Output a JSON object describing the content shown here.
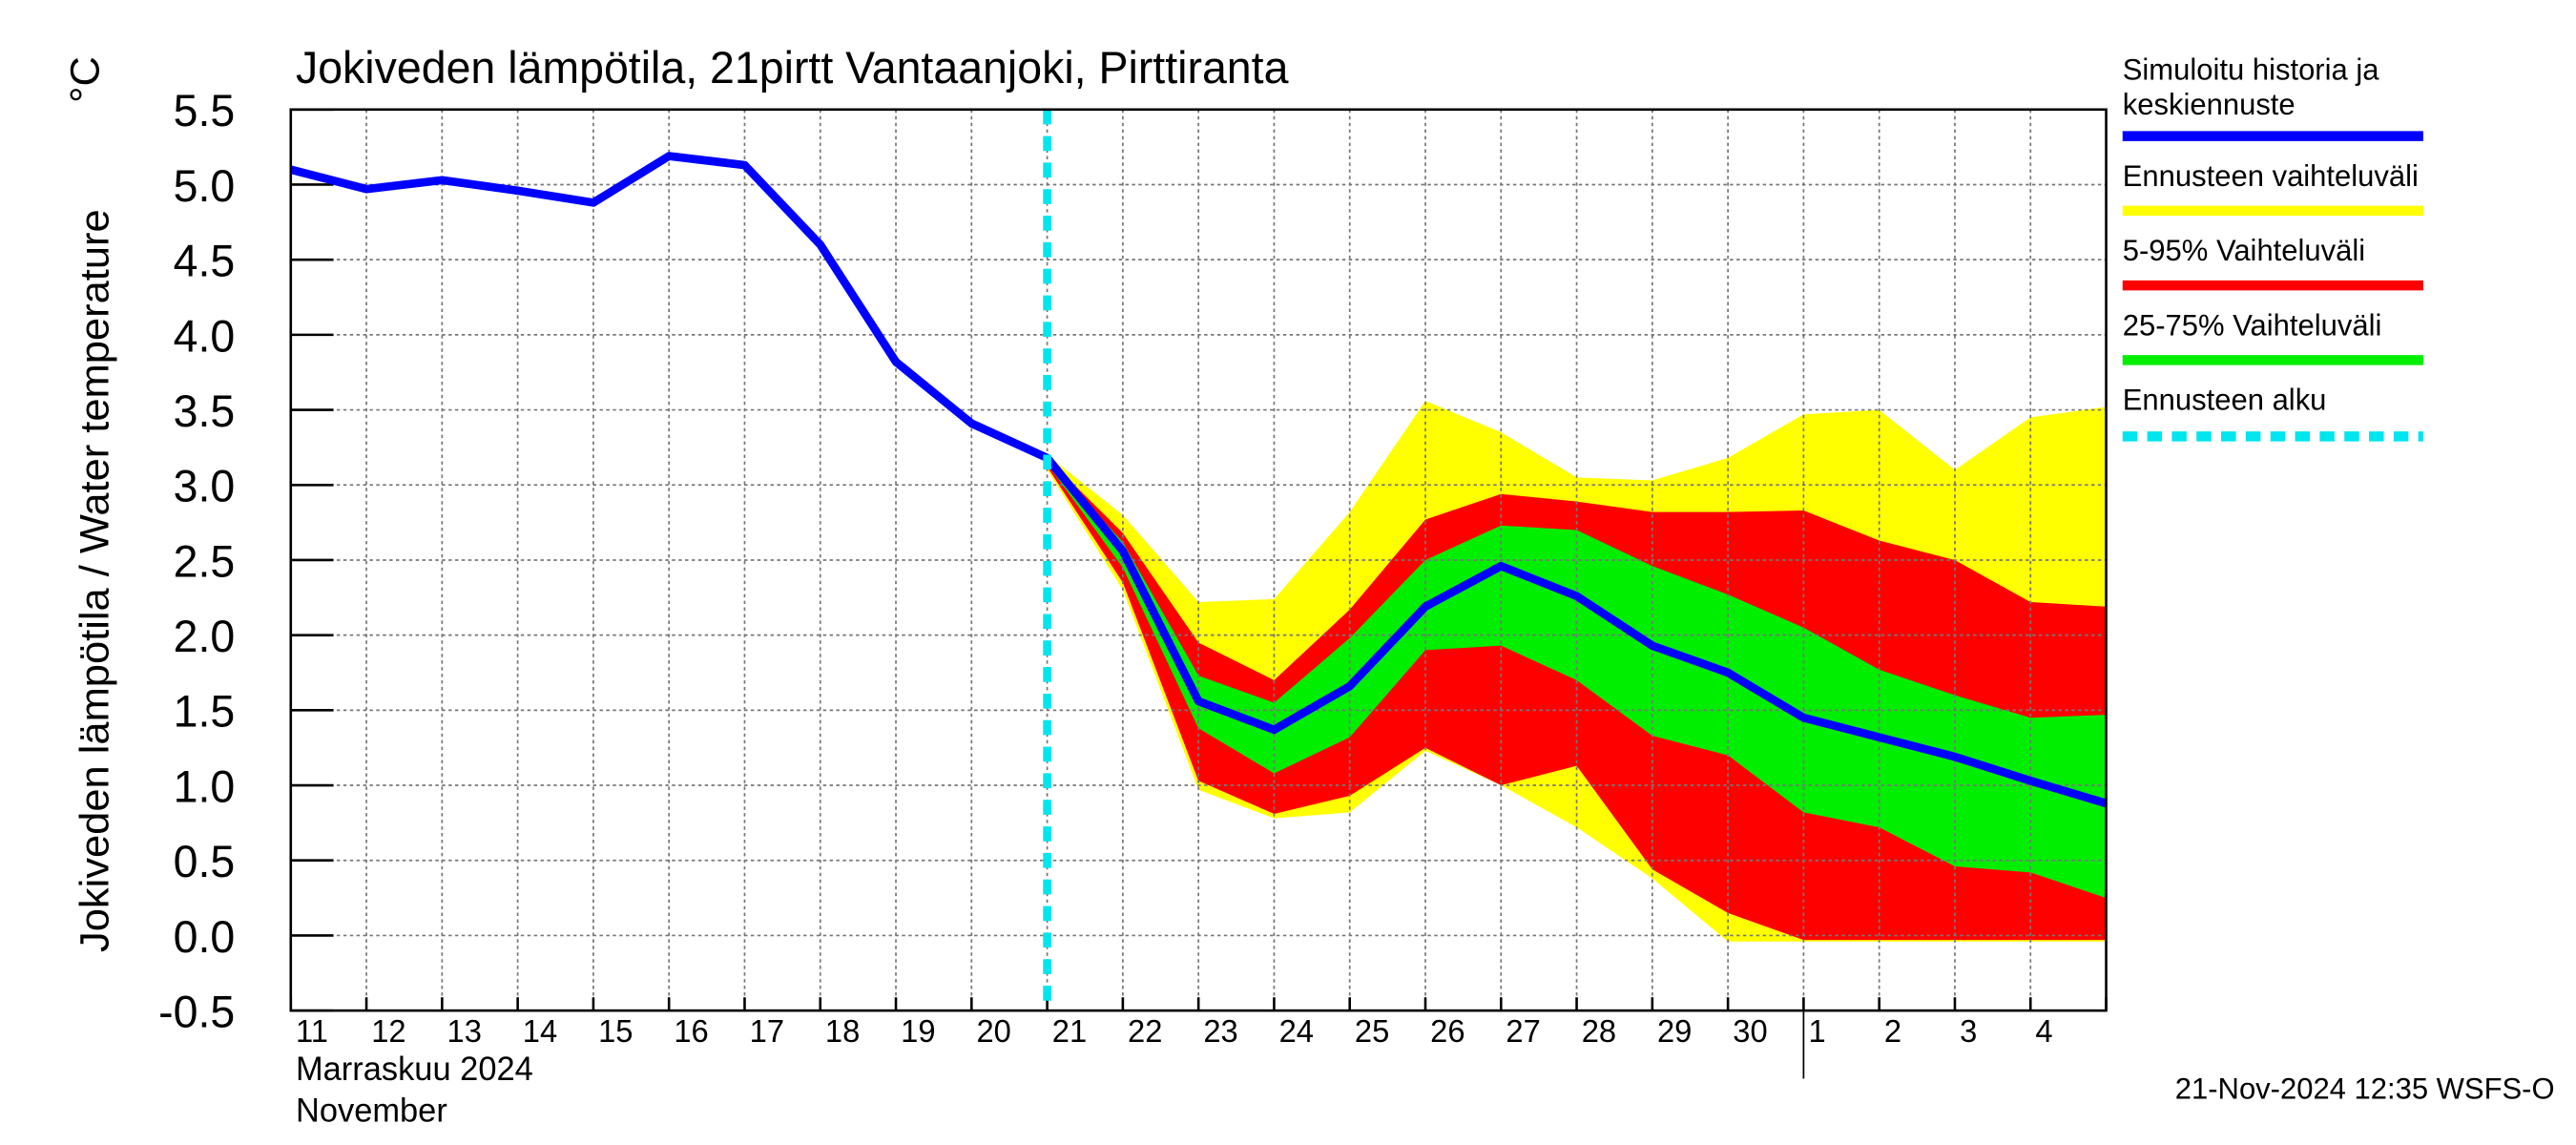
{
  "chart_data": {
    "type": "band-line",
    "title": "Jokiveden lämpötila, 21pirtt Vantaanjoki, Pirttiranta",
    "y_label": "Jokiveden lämpötila / Water temperature",
    "y_unit": "°C",
    "month_label": "Marraskuu 2024",
    "month_label_en": "November",
    "footer": "21-Nov-2024 12:35 WSFS-O",
    "categories": [
      "11",
      "12",
      "13",
      "14",
      "15",
      "16",
      "17",
      "18",
      "19",
      "20",
      "21",
      "22",
      "23",
      "24",
      "25",
      "26",
      "27",
      "28",
      "29",
      "30",
      "1",
      "2",
      "3",
      "4",
      null
    ],
    "month_start": "1",
    "ylim": [
      -0.5,
      5.5
    ],
    "yticks": [
      -0.5,
      {
        "value": 0,
        "label": "0.0"
      },
      0.5,
      {
        "value": 1,
        "label": "1.0"
      },
      1.5,
      {
        "value": 2,
        "label": "2.0"
      },
      2.5,
      {
        "value": 3,
        "label": "3.0"
      },
      3.5,
      {
        "value": 4,
        "label": "4.0"
      },
      4.5,
      {
        "value": 5,
        "label": "5.0"
      },
      5.5
    ],
    "grid": true,
    "series": [
      {
        "name": "Simuloitu historia ja keskiennuste",
        "color": "#0000ff",
        "kind": "line",
        "values": [
          5.1,
          4.97,
          5.03,
          4.96,
          4.88,
          5.19,
          5.13,
          4.6,
          3.82,
          3.41,
          3.18,
          2.56,
          1.56,
          1.37,
          1.66,
          2.19,
          2.46,
          2.26,
          1.93,
          1.75,
          1.45,
          1.32,
          1.19,
          1.03,
          0.88
        ]
      },
      {
        "name": "Ennusteen vaihteluväli",
        "color": "#ffff00",
        "kind": "band",
        "upper": [
          null,
          null,
          null,
          null,
          null,
          null,
          null,
          null,
          null,
          null,
          3.2,
          2.8,
          2.22,
          2.24,
          2.82,
          3.56,
          3.35,
          3.05,
          3.03,
          3.18,
          3.47,
          3.5,
          3.1,
          3.45,
          3.52
        ],
        "lower": [
          null,
          null,
          null,
          null,
          null,
          null,
          null,
          null,
          null,
          null,
          3.1,
          2.3,
          0.97,
          0.78,
          0.82,
          1.23,
          1.0,
          0.72,
          0.38,
          -0.04,
          -0.04,
          -0.04,
          -0.04,
          -0.04,
          -0.04
        ]
      },
      {
        "name": "5-95% Vaihteluväli",
        "color": "#ff0000",
        "kind": "band",
        "upper": [
          null,
          null,
          null,
          null,
          null,
          null,
          null,
          null,
          null,
          null,
          3.18,
          2.68,
          1.95,
          1.7,
          2.17,
          2.77,
          2.94,
          2.89,
          2.82,
          2.82,
          2.83,
          2.63,
          2.5,
          2.22,
          2.19
        ],
        "lower": [
          null,
          null,
          null,
          null,
          null,
          null,
          null,
          null,
          null,
          null,
          3.12,
          2.35,
          1.03,
          0.81,
          0.93,
          1.25,
          1.0,
          1.13,
          0.44,
          0.15,
          -0.03,
          -0.03,
          -0.03,
          -0.03,
          -0.03
        ]
      },
      {
        "name": "25-75% Vaihteluväli",
        "color": "#00ee00",
        "kind": "band",
        "upper": [
          null,
          null,
          null,
          null,
          null,
          null,
          null,
          null,
          null,
          null,
          3.17,
          2.62,
          1.73,
          1.55,
          1.98,
          2.5,
          2.73,
          2.7,
          2.46,
          2.27,
          2.05,
          1.77,
          1.6,
          1.45,
          1.47
        ],
        "lower": [
          null,
          null,
          null,
          null,
          null,
          null,
          null,
          null,
          null,
          null,
          3.14,
          2.45,
          1.38,
          1.08,
          1.32,
          1.9,
          1.93,
          1.7,
          1.33,
          1.2,
          0.82,
          0.72,
          0.46,
          0.42,
          0.25
        ]
      },
      {
        "name": "Ennusteen alku",
        "color": "#00e5ee",
        "kind": "vline",
        "x": "21"
      }
    ]
  }
}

---

_What to produce_. Extract every line containing the string "lämpötila" from the material.

_The output_.
    "title": "Jokiveden lämpötila, 21pirtt Vantaanjoki, Pirttiranta",
    "y_label": "Jokiveden lämpötila / Water temperature",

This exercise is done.